• _What is expected_: Show, in full, each line of the data that contains "linker".

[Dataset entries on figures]
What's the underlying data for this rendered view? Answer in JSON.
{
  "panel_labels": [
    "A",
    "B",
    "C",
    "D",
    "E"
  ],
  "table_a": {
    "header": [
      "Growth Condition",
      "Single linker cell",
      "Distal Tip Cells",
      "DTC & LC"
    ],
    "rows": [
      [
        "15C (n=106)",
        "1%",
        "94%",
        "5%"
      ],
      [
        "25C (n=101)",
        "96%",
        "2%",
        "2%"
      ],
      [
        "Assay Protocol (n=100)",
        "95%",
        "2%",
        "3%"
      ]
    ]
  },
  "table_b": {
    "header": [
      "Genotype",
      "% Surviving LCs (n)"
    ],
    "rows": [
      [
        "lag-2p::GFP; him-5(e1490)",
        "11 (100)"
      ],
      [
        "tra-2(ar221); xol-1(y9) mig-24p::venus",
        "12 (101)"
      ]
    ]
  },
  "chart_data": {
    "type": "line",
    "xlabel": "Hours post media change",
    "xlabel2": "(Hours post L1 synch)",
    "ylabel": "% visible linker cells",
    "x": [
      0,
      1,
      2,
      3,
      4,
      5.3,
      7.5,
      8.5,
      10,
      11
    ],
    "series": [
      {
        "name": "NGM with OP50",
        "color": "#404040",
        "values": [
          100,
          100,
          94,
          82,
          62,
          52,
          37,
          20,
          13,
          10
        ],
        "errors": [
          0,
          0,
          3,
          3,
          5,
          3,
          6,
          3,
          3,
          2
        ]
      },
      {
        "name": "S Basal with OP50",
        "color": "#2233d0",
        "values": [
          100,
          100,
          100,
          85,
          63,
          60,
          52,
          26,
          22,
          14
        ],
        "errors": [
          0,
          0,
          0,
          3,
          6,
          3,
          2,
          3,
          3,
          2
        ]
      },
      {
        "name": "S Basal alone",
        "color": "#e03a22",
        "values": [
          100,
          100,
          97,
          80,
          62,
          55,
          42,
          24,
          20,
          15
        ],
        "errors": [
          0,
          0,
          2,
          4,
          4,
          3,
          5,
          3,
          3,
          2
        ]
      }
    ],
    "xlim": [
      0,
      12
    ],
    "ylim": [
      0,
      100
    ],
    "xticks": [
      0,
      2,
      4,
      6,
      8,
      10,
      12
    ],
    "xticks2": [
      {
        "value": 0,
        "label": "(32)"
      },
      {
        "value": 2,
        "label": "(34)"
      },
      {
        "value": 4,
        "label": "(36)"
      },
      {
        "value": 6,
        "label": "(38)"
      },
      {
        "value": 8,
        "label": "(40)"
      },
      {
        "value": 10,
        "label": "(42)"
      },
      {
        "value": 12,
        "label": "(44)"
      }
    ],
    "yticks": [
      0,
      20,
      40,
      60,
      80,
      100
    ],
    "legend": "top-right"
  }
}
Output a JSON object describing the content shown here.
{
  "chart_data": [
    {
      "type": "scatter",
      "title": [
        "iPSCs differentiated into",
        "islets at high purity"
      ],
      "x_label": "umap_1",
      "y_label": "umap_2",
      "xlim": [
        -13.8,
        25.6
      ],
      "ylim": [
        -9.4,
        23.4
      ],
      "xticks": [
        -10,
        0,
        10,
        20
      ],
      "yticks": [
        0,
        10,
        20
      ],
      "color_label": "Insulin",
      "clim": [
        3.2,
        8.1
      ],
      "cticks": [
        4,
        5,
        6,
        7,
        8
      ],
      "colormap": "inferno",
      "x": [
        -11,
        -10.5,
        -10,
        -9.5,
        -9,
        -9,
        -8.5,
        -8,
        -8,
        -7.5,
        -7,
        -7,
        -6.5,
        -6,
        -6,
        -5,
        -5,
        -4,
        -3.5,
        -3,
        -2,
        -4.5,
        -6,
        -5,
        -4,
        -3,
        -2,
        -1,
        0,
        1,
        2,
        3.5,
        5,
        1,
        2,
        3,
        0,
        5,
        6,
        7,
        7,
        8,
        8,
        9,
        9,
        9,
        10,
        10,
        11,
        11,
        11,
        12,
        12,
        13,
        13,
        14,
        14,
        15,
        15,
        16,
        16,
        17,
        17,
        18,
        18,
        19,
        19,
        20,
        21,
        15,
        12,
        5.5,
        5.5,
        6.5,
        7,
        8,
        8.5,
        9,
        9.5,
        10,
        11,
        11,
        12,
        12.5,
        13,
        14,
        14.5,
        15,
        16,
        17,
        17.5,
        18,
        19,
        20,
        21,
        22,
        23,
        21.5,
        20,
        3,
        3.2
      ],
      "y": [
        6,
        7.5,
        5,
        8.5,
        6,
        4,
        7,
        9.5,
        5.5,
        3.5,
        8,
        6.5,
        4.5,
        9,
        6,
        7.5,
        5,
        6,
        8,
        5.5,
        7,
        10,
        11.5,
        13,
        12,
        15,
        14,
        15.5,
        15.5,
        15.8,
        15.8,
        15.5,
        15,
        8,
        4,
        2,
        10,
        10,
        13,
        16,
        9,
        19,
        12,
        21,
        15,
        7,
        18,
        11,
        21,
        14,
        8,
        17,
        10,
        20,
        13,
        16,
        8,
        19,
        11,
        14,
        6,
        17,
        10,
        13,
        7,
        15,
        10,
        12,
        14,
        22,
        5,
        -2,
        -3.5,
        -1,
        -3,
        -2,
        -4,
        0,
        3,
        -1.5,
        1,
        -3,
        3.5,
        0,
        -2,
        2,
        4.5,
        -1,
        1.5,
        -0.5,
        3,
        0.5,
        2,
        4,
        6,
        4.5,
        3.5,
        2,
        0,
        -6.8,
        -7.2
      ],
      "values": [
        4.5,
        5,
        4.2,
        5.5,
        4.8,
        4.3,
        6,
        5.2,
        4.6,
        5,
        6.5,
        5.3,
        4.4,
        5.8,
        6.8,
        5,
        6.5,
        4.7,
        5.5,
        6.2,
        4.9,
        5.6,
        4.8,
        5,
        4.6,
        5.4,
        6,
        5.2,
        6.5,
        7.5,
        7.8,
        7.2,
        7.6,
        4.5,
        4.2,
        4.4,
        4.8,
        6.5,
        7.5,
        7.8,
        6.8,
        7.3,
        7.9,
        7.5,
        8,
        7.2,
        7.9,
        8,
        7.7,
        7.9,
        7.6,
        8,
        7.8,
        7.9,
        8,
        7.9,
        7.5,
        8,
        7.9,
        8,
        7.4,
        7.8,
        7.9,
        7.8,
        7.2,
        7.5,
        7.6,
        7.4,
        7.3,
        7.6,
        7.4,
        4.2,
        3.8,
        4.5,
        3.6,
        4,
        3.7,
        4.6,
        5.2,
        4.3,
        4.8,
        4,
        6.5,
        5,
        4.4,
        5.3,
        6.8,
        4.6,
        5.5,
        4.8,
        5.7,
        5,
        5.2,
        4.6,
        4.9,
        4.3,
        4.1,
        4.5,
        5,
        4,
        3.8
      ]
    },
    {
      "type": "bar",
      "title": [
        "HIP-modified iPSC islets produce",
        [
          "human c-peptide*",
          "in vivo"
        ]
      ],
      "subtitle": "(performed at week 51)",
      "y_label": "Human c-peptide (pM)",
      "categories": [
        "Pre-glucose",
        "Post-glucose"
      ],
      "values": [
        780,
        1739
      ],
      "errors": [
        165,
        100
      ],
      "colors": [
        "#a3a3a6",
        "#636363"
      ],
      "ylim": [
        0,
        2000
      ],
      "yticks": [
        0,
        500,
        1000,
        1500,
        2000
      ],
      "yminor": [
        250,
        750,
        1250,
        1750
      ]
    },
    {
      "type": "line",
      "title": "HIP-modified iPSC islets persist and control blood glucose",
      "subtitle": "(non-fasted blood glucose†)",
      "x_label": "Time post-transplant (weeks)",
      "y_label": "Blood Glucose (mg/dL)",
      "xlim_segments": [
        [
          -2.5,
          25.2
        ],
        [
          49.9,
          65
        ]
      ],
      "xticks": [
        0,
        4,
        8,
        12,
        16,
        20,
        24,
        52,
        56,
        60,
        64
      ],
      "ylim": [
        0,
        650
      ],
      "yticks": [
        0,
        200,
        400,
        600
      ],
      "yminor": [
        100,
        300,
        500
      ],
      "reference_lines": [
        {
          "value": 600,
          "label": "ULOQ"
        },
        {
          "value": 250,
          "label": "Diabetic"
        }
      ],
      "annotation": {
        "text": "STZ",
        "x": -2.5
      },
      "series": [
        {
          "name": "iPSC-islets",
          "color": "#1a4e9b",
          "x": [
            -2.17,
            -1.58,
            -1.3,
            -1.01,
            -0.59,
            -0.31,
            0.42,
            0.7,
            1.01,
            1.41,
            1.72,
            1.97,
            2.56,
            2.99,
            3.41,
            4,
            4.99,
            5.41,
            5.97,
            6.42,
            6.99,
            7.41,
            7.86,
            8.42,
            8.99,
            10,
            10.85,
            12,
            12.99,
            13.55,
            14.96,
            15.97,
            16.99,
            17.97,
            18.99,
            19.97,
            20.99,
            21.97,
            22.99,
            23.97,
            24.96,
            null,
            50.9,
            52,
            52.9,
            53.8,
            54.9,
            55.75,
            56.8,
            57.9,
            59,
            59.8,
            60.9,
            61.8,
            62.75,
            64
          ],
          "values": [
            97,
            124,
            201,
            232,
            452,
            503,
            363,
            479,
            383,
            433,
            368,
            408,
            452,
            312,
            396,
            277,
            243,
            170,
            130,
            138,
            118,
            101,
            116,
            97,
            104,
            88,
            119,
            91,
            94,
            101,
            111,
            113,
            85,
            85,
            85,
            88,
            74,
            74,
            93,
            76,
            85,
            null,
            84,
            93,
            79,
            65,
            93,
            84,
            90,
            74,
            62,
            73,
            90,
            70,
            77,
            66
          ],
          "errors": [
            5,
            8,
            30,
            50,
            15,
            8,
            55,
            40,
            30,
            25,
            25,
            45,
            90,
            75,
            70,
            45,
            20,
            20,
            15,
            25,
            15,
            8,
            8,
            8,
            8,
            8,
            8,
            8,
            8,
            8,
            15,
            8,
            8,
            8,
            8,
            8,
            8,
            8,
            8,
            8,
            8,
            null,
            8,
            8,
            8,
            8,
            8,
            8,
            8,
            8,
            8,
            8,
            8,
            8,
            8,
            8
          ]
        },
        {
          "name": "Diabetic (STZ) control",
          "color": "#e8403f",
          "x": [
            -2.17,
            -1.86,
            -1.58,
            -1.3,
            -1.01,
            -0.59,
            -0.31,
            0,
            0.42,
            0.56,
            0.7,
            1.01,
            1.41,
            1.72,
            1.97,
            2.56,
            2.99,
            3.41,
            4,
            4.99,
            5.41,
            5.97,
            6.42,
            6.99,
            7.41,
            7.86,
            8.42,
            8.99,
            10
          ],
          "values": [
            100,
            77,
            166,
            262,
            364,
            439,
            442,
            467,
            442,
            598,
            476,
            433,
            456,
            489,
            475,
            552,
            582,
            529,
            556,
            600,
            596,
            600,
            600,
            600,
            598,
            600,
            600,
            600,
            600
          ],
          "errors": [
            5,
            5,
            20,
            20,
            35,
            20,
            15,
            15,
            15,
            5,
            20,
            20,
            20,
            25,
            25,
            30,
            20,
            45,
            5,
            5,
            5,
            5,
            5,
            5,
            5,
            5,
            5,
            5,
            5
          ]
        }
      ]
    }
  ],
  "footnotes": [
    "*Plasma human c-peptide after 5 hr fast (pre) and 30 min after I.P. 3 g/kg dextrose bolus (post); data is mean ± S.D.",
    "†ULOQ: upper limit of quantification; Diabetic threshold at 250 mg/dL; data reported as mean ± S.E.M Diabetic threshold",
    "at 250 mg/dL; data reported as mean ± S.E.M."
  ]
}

• _Exercise response_:
      "Single linker cell",
    "ylabel": "% visible linker cells",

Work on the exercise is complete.